#### EXERCISE DATA:
— begin —
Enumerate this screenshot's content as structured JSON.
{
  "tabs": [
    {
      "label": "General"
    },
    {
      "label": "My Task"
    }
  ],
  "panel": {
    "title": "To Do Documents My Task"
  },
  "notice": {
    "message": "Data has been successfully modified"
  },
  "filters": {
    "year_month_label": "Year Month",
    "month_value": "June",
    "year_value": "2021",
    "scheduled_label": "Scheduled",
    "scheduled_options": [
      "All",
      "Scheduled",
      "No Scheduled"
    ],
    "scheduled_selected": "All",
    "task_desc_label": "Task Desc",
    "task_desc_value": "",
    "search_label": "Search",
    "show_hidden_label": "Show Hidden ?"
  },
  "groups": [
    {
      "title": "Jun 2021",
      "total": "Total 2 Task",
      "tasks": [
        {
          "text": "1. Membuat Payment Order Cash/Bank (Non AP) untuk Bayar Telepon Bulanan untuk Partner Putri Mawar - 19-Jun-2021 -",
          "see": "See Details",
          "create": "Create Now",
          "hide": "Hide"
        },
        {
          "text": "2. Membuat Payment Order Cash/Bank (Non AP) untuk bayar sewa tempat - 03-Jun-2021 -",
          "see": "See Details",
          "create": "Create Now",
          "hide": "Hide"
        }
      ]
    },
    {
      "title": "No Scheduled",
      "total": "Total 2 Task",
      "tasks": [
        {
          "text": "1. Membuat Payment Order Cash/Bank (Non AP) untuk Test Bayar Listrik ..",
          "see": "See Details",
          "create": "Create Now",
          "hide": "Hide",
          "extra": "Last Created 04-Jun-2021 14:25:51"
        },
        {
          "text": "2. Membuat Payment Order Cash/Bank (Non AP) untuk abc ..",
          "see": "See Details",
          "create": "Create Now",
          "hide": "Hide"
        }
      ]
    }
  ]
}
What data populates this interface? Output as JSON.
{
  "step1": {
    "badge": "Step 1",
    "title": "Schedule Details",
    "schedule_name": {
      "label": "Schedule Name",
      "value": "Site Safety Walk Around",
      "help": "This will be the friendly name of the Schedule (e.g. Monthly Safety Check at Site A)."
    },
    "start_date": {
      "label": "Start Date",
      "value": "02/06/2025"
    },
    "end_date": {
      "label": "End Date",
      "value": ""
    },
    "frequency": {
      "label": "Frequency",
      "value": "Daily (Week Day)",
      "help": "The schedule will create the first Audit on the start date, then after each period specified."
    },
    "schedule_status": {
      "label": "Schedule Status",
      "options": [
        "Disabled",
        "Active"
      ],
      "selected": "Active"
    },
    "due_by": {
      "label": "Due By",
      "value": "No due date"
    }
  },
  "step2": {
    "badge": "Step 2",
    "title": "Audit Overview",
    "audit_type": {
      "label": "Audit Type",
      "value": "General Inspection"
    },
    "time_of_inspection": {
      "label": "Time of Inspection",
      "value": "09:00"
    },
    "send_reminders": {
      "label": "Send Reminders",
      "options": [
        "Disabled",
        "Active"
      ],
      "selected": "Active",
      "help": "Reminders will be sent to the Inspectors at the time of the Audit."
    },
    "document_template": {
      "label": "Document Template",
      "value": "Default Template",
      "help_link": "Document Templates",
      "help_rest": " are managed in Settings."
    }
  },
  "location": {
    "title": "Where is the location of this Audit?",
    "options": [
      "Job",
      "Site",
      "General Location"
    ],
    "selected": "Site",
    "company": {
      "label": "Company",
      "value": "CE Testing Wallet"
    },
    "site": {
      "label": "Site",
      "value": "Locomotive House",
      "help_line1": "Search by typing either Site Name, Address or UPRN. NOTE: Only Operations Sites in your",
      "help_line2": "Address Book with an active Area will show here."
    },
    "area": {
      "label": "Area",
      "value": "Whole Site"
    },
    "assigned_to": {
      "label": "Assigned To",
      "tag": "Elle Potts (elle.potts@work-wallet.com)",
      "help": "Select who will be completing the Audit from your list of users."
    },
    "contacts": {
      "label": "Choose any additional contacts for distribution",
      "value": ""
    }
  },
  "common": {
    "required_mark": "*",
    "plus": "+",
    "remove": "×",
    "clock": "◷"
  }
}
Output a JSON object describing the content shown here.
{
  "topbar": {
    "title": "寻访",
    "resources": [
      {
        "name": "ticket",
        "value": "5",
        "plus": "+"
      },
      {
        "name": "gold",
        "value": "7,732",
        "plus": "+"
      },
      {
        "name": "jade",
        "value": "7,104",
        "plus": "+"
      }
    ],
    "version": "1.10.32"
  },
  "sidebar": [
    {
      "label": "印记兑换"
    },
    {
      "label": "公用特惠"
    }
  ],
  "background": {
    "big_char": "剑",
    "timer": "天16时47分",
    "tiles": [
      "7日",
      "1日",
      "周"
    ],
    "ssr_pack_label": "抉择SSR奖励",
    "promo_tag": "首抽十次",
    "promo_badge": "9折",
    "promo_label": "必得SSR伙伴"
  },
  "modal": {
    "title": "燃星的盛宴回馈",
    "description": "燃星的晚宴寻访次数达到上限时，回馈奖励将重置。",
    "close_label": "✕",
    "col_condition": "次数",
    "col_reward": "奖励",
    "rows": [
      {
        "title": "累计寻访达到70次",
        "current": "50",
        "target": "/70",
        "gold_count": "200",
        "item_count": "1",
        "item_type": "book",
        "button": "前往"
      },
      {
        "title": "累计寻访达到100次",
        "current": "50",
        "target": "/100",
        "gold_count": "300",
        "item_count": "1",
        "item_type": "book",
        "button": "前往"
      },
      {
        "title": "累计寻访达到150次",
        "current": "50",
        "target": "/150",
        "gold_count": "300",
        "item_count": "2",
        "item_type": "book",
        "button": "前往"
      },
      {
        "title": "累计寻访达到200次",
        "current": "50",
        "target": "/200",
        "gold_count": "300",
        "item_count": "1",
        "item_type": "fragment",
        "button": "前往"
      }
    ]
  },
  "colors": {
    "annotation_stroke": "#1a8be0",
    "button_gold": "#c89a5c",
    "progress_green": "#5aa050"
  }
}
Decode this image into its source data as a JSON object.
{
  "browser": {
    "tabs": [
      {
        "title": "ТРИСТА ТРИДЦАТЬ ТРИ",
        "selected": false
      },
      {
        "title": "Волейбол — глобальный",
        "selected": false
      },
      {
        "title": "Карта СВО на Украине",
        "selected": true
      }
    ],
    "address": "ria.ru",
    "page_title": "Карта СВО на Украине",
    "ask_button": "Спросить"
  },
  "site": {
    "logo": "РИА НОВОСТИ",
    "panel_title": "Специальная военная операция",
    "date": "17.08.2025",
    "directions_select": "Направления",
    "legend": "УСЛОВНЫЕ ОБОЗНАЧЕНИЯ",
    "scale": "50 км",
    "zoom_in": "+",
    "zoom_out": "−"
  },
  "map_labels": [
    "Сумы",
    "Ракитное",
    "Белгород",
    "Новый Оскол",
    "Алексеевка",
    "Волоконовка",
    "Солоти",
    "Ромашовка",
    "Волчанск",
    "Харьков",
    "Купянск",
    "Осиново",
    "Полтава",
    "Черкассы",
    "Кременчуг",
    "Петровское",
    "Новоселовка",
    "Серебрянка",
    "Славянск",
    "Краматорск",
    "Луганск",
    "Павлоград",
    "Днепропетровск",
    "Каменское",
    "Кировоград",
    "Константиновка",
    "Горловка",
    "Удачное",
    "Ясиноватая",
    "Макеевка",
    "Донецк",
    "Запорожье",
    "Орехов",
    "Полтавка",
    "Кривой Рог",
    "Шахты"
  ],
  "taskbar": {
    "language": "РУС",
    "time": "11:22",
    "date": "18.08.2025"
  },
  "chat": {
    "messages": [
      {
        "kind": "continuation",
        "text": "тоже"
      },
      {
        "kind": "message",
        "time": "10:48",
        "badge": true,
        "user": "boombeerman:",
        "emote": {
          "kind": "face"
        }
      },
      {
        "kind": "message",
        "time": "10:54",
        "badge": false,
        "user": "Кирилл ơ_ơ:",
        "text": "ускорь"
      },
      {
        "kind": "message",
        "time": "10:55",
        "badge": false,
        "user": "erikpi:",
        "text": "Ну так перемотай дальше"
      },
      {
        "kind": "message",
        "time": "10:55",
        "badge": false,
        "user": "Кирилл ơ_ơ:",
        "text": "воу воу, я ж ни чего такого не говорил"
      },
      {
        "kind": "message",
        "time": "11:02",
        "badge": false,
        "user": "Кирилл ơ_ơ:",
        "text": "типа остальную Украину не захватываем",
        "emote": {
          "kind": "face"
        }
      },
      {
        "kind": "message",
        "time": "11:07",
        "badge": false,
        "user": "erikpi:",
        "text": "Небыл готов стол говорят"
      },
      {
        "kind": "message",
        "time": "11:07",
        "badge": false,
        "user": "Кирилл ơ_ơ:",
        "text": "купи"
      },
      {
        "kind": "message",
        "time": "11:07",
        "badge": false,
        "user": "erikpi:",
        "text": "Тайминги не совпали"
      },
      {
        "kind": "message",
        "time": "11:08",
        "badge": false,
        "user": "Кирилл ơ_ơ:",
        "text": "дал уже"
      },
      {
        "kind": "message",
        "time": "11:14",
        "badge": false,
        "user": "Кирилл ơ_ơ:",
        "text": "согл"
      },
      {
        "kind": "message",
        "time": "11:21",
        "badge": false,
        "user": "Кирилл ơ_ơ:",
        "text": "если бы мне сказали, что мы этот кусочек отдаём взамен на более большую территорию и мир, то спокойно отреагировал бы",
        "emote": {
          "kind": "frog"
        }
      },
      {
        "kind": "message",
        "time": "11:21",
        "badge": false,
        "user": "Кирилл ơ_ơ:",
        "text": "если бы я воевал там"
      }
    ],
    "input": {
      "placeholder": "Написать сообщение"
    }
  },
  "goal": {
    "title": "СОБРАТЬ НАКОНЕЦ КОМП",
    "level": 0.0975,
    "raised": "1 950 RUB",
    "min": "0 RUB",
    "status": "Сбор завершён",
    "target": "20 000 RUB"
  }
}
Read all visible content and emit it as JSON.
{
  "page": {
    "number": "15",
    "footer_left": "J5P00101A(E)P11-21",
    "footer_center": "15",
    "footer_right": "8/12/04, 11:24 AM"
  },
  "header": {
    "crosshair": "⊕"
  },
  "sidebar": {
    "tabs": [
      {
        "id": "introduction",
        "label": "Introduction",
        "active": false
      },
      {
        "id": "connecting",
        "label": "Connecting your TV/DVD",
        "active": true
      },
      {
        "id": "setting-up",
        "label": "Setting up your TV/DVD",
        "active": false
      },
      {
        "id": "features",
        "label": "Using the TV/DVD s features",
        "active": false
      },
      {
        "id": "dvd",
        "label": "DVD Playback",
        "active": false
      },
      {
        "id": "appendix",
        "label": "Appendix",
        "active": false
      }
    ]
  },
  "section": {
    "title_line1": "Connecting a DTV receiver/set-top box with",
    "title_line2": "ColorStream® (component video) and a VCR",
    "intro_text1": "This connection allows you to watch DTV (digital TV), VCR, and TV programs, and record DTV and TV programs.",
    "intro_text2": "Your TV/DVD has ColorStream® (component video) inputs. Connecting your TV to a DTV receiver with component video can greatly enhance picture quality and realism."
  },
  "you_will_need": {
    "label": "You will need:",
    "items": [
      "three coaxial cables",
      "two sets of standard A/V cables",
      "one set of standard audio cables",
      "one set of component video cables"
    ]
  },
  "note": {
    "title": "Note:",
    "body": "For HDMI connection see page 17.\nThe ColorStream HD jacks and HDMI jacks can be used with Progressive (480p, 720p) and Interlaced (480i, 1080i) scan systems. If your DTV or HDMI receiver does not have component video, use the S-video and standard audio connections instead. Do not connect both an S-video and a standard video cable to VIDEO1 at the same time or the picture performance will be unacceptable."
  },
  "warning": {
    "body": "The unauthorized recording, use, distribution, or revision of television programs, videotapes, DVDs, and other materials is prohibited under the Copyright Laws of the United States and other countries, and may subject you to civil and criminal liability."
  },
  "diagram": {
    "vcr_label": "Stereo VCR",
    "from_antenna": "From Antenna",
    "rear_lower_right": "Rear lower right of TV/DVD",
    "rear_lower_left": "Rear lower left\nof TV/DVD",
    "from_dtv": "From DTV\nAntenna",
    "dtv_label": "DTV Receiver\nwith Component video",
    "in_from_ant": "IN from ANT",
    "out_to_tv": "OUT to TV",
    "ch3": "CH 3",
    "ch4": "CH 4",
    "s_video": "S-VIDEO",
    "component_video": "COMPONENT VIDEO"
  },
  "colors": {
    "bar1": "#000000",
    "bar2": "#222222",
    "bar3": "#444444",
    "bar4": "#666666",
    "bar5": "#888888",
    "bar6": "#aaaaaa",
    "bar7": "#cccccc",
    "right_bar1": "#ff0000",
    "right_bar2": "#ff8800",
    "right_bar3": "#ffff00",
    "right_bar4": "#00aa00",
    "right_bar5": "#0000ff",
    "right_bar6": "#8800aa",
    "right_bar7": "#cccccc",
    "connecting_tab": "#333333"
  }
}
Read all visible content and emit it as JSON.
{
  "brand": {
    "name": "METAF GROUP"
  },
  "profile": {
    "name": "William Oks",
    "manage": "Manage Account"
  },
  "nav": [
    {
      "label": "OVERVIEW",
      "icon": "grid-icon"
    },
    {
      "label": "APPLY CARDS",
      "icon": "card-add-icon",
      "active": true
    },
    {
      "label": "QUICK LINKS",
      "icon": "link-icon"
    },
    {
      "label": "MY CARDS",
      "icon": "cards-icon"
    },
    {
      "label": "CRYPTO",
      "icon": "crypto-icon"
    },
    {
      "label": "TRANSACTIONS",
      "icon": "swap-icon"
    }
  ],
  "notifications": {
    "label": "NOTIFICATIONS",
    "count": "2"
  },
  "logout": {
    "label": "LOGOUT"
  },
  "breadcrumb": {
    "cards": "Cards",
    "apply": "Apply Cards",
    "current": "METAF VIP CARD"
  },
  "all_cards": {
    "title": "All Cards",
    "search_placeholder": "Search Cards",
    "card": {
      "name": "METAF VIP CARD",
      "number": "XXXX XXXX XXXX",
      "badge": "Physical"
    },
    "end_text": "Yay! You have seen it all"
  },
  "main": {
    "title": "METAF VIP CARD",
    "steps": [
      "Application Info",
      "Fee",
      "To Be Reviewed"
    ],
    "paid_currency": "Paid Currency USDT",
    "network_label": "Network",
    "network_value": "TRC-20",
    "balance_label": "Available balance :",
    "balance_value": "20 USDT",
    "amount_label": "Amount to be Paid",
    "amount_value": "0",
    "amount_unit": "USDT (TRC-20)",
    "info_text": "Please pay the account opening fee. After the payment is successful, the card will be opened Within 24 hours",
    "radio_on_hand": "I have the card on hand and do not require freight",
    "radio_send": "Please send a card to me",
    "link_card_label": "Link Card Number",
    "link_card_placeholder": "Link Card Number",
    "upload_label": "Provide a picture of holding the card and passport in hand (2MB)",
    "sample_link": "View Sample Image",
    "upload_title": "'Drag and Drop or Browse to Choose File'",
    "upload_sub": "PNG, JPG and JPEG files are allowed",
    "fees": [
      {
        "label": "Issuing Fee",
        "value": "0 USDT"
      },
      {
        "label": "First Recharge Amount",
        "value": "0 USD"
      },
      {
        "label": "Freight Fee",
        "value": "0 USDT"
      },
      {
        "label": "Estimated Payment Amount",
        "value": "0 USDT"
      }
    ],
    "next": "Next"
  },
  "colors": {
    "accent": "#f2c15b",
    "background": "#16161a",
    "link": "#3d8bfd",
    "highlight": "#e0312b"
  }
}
— end —
From the data, collect all lines where the string "Paid" appears.

    "paid_currency": "Paid Currency USDT",
    "amount_label": "Amount to be Paid",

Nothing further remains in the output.